Problem to solve
Output every record word for word.

Task material
+++++
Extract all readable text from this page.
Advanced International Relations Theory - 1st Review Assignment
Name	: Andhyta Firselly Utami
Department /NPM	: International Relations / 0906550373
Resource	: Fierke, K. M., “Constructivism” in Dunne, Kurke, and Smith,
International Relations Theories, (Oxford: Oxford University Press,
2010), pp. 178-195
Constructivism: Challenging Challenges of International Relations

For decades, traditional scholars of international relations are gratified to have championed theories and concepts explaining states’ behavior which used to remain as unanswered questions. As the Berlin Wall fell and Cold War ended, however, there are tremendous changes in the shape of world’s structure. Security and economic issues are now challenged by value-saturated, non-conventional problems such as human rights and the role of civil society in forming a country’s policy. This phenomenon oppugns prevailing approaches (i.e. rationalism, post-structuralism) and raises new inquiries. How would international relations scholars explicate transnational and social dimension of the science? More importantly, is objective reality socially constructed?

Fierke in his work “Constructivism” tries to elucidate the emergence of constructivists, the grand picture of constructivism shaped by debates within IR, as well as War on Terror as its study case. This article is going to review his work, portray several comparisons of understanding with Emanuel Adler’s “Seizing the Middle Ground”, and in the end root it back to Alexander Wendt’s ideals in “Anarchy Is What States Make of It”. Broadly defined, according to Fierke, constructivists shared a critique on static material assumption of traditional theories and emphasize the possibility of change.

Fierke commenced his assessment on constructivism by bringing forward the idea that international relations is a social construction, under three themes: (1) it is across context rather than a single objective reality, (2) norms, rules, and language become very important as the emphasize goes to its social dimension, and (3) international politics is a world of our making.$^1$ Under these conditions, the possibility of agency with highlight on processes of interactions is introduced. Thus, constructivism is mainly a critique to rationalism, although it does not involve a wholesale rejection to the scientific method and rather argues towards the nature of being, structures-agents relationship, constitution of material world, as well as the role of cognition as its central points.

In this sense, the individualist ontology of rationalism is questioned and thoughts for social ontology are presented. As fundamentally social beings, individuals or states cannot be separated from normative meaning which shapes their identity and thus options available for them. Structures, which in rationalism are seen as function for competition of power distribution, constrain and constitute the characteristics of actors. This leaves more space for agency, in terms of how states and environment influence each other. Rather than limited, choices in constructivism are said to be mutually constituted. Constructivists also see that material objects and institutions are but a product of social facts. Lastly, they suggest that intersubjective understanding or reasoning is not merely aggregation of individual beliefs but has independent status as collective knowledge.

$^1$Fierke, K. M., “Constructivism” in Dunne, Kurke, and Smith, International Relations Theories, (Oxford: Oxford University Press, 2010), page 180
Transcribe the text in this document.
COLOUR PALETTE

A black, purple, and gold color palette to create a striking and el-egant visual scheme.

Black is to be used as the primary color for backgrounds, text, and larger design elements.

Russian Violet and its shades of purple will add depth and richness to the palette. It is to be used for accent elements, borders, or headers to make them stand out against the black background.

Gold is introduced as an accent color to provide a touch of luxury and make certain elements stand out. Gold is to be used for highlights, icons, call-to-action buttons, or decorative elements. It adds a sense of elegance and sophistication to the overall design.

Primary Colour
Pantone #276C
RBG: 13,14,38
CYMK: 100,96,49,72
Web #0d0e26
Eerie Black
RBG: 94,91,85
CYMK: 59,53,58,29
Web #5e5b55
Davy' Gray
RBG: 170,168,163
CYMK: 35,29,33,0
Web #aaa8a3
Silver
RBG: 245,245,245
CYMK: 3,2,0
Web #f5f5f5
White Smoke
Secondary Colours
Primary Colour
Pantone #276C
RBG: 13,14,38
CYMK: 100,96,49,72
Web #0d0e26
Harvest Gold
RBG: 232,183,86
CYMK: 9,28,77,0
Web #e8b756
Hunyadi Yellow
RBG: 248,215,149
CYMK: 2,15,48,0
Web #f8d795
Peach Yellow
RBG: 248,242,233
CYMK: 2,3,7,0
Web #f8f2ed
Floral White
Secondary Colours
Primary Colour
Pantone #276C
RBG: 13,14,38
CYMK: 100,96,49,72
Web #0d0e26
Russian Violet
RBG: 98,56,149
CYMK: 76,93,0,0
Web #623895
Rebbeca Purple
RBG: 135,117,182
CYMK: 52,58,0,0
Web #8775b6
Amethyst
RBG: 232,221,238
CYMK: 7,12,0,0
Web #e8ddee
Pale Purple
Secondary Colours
+++++
Output of the exercise
Extract all readable text from this page.
Advanced International Relations Theory - 1st Review Assignment
Name	: Andhyta Firselly Utami
Department /NPM	: International Relations / 0906550373
Resource	: Fierke, K. M., “Constructivism” in Dunne, Kurke, and Smith,
International Relations Theories, (Oxford: Oxford University Press,
2010), pp. 178-195
Constructivism: Challenging Challenges of International Relations

For decades, traditional scholars of international relations are gratified to have championed theories and concepts explaining states’ behavior which used to remain as unanswered questions. As the Berlin Wall fell and Cold War ended, however, there are tremendous changes in the shape of world’s structure. Security and economic issues are now challenged by value-saturated, non-conventional problems such as human rights and the role of civil society in forming a country’s policy. This phenomenon oppugns prevailing approaches (i.e. rationalism, post-structuralism) and raises new inquiries. How would international relations scholars explicate transnational and social dimension of the science? More importantly, is objective reality socially constructed?

Fierke in his work “Constructivism” tries to elucidate the emergence of constructivists, the grand picture of constructivism shaped by debates within IR, as well as War on Terror as its study case. This article is going to review his work, portray several comparisons of understanding with Emanuel Adler’s “Seizing the Middle Ground”, and in the end root it back to Alexander Wendt’s ideals in “Anarchy Is What States Make of It”. Broadly defined, according to Fierke, constructivists shared a critique on static material assumption of traditional theories and emphasize the possibility of change.

Fierke commenced his assessment on constructivism by bringing forward the idea that international relations is a social construction, under three themes: (1) it is across context rather than a single objective reality, (2) norms, rules, and language become very important as the emphasize goes to its social dimension, and (3) international politics is a world of our making.$^1$ Under these conditions, the possibility of agency with highlight on processes of interactions is introduced. Thus, constructivism is mainly a critique to rationalism, although it does not involve a wholesale rejection to the scientific method and rather argues towards the nature of being, structures-agents relationship, constitution of material world, as well as the role of cognition as its central points.

In this sense, the individualist ontology of rationalism is questioned and thoughts for social ontology are presented. As fundamentally social beings, individuals or states cannot be separated from normative meaning which shapes their identity and thus options available for them. Structures, which in rationalism are seen as function for competition of power distribution, constrain and constitute the characteristics of actors. This leaves more space for agency, in terms of how states and environment influence each other. Rather than limited, choices in constructivism are said to be mutually constituted. Constructivists also see that material objects and institutions are but a product of social facts. Lastly, they suggest that intersubjective understanding or reasoning is not merely aggregation of individual beliefs but has independent status as collective knowledge.

$^1$Fierke, K. M., “Constructivism” in Dunne, Kurke, and Smith, International Relations Theories, (Oxford: Oxford University Press, 2010), page 180
Transcribe the text in this document.
COLOUR PALETTE

A black, purple, and gold color palette to create a striking and el-egant visual scheme.

Black is to be used as the primary color for backgrounds, text, and larger design elements.

Russian Violet and its shades of purple will add depth and richness to the palette. It is to be used for accent elements, borders, or headers to make them stand out against the black background.

Gold is introduced as an accent color to provide a touch of luxury and make certain elements stand out. Gold is to be used for highlights, icons, call-to-action buttons, or decorative elements. It adds a sense of elegance and sophistication to the overall design.

Primary Colour
Pantone #276C
RBG: 13,14,38
CYMK: 100,96,49,72
Web #0d0e26
Eerie Black
RBG: 94,91,85
CYMK: 59,53,58,29
Web #5e5b55
Davy' Gray
RBG: 170,168,163
CYMK: 35,29,33,0
Web #aaa8a3
Silver
RBG: 245,245,245
CYMK: 3,2,0
Web #f5f5f5
White Smoke
Secondary Colours
Primary Colour
Pantone #276C
RBG: 13,14,38
CYMK: 100,96,49,72
Web #0d0e26
Harvest Gold
RBG: 232,183,86
CYMK: 9,28,77,0
Web #e8b756
Hunyadi Yellow
RBG: 248,215,149
CYMK: 2,15,48,0
Web #f8d795
Peach Yellow
RBG: 248,242,233
CYMK: 2,3,7,0
Web #f8f2ed
Floral White
Secondary Colours
Primary Colour
Pantone #276C
RBG: 13,14,38
CYMK: 100,96,49,72
Web #0d0e26
Russian Violet
RBG: 98,56,149
CYMK: 76,93,0,0
Web #623895
Rebbeca Purple
RBG: 135,117,182
CYMK: 52,58,0,0
Web #8775b6
Amethyst
RBG: 232,221,238
CYMK: 7,12,0,0
Web #e8ddee
Pale Purple
Secondary Colours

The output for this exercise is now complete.